Every entry must be given again exactly.

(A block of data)
★ ★ ★
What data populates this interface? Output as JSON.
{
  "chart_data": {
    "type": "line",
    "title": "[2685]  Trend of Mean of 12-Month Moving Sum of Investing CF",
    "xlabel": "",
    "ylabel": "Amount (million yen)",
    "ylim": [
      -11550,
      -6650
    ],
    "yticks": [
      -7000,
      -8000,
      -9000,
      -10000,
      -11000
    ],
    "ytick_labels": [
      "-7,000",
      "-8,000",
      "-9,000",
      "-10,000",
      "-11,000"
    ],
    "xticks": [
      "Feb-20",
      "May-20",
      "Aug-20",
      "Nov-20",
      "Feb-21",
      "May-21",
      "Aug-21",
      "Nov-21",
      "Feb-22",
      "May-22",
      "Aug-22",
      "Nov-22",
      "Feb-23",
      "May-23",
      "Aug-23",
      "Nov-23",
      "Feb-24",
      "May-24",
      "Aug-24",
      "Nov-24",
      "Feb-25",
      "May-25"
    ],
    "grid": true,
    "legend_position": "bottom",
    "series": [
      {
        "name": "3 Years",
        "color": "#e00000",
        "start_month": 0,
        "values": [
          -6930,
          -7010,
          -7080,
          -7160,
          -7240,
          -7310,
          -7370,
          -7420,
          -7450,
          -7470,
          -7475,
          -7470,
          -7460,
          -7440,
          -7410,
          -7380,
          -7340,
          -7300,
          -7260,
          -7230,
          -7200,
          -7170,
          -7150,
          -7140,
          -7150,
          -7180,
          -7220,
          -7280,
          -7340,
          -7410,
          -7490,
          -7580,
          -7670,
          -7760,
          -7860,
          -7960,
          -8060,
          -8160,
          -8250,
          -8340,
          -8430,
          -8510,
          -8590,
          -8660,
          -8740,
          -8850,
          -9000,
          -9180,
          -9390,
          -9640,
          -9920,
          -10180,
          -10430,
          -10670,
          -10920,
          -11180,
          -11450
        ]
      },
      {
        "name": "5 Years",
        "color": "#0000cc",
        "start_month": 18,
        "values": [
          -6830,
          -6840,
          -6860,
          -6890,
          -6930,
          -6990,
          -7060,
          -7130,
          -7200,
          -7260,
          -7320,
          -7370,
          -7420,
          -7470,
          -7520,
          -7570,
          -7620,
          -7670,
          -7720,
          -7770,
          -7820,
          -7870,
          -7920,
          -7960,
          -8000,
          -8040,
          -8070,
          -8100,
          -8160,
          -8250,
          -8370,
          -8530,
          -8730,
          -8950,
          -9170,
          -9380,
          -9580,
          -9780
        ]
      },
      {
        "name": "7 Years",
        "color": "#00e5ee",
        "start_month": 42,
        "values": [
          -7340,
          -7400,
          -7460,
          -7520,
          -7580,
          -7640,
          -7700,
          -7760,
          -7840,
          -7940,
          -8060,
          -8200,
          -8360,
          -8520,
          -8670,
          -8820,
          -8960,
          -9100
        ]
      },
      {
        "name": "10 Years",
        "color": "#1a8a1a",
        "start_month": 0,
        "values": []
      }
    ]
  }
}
★ ★ ★
### Exercise response:
What data populates this interface? Output as JSON.
{
  "chart_data": {
    "type": "line",
    "title": "[2685]  Trend of Mean of 12-Month Moving Sum of Investing CF",
    "xlabel": "",
    "ylabel": "Amount (million yen)",
    "ylim": [
      -11550,
      -6650
    ],
    "yticks": [
      -7000,
      -8000,
      -9000,
      -10000,
      -11000
    ],
    "ytick_labels": [
      "-7,000",
      "-8,000",
      "-9,000",
      "-10,000",
      "-11,000"
    ],
    "xticks": [
      "Feb-20",
      "May-20",
      "Aug-20",
      "Nov-20",
      "Feb-21",
      "May-21",
      "Aug-21",
      "Nov-21",
      "Feb-22",
      "May-22",
      "Aug-22",
      "Nov-22",
      "Feb-23",
      "May-23",
      "Aug-23",
      "Nov-23",
      "Feb-24",
      "May-24",
      "Aug-24",
      "Nov-24",
      "Feb-25",
      "May-25"
    ],
    "grid": true,
    "legend_position": "bottom",
    "series": [
      {
        "name": "3 Years",
        "color": "#e00000",
        "start_month": 0,
        "values": [
          -6930,
          -7010,
          -7080,
          -7160,
          -7240,
          -7310,
          -7370,
          -7420,
          -7450,
          -7470,
          -7475,
          -7470,
          -7460,
          -7440,
          -7410,
          -7380,
          -7340,
          -7300,
          -7260,
          -7230,
          -7200,
          -7170,
          -7150,
          -7140,
          -7150,
          -7180,
          -7220,
          -7280,
          -7340,
          -7410,
          -7490,
          -7580,
          -7670,
          -7760,
          -7860,
          -7960,
          -8060,
          -8160,
          -8250,
          -8340,
          -8430,
          -8510,
          -8590,
          -8660,
          -8740,
          -8850,
          -9000,
          -9180,
          -9390,
          -9640,
          -9920,
          -10180,
          -10430,
          -10670,
          -10920,
          -11180,
          -11450
        ]
      },
      {
        "name": "5 Years",
        "color": "#0000cc",
        "start_month": 18,
        "values": [
          -6830,
          -6840,
          -6860,
          -6890,
          -6930,
          -6990,
          -7060,
          -7130,
          -7200,
          -7260,
          -7320,
          -7370,
          -7420,
          -7470,
          -7520,
          -7570,
          -7620,
          -7670,
          -7720,
          -7770,
          -7820,
          -7870,
          -7920,
          -7960,
          -8000,
          -8040,
          -8070,
          -8100,
          -8160,
          -8250,
          -8370,
          -8530,
          -8730,
          -8950,
          -9170,
          -9380,
          -9580,
          -9780
        ]
      },
      {
        "name": "7 Years",
        "color": "#00e5ee",
        "start_month": 42,
        "values": [
          -7340,
          -7400,
          -7460,
          -7520,
          -7580,
          -7640,
          -7700,
          -7760,
          -7840,
          -7940,
          -8060,
          -8200,
          -8360,
          -8520,
          -8670,
          -8820,
          -8960,
          -9100
        ]
      },
      {
        "name": "10 Years",
        "color": "#1a8a1a",
        "start_month": 0,
        "values": []
      }
    ]
  }
}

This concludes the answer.